[start]
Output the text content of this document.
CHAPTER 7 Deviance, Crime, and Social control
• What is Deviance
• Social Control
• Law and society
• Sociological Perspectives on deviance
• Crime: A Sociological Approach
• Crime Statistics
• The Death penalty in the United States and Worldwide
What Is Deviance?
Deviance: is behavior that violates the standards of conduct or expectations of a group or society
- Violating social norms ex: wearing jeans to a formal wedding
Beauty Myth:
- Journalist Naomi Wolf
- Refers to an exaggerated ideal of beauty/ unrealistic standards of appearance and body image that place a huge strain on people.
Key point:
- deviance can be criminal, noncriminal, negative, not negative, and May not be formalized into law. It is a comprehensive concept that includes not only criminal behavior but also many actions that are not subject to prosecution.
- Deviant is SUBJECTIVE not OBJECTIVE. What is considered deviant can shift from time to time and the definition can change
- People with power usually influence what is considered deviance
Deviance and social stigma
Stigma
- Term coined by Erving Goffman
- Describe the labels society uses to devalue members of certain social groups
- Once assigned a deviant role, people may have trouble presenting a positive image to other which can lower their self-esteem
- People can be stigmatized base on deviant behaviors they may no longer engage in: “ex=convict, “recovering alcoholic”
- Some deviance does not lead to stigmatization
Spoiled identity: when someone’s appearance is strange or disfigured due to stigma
[end]
→ TASK GOAL:
Restate the data above word for word, please.

→ RESPONSE:
Output the text content of this document.
CHAPTER 7 Deviance, Crime, and Social control
• What is Deviance
• Social Control
• Law and society
• Sociological Perspectives on deviance
• Crime: A Sociological Approach
• Crime Statistics
• The Death penalty in the United States and Worldwide
What Is Deviance?
Deviance: is behavior that violates the standards of conduct or expectations of a group or society
- Violating social norms ex: wearing jeans to a formal wedding
Beauty Myth:
- Journalist Naomi Wolf
- Refers to an exaggerated ideal of beauty/ unrealistic standards of appearance and body image that place a huge strain on people.
Key point:
- deviance can be criminal, noncriminal, negative, not negative, and May not be formalized into law. It is a comprehensive concept that includes not only criminal behavior but also many actions that are not subject to prosecution.
- Deviant is SUBJECTIVE not OBJECTIVE. What is considered deviant can shift from time to time and the definition can change
- People with power usually influence what is considered deviance
Deviance and social stigma
Stigma
- Term coined by Erving Goffman
- Describe the labels society uses to devalue members of certain social groups
- Once assigned a deviant role, people may have trouble presenting a positive image to other which can lower their self-esteem
- People can be stigmatized base on deviant behaviors they may no longer engage in: “ex=convict, “recovering alcoholic”
- Some deviance does not lead to stigmatization
Spoiled identity: when someone’s appearance is strange or disfigured due to stigma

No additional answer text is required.